-- Records supplied --
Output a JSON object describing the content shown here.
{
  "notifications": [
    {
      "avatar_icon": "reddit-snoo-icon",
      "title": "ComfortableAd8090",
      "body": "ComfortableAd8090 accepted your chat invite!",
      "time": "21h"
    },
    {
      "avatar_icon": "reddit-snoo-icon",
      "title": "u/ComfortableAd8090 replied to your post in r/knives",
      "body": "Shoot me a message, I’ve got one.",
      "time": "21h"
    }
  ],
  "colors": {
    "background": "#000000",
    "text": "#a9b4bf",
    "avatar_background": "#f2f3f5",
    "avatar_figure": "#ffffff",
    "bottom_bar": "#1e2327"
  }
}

-- Short exercise --
All of the material above needs to be copied exactly.

-- Task answer --
Output a JSON object describing the content shown here.
{
  "notifications": [
    {
      "avatar_icon": "reddit-snoo-icon",
      "title": "ComfortableAd8090",
      "body": "ComfortableAd8090 accepted your chat invite!",
      "time": "21h"
    },
    {
      "avatar_icon": "reddit-snoo-icon",
      "title": "u/ComfortableAd8090 replied to your post in r/knives",
      "body": "Shoot me a message, I’ve got one.",
      "time": "21h"
    }
  ],
  "colors": {
    "background": "#000000",
    "text": "#a9b4bf",
    "avatar_background": "#f2f3f5",
    "avatar_figure": "#ffffff",
    "bottom_bar": "#1e2327"
  }
}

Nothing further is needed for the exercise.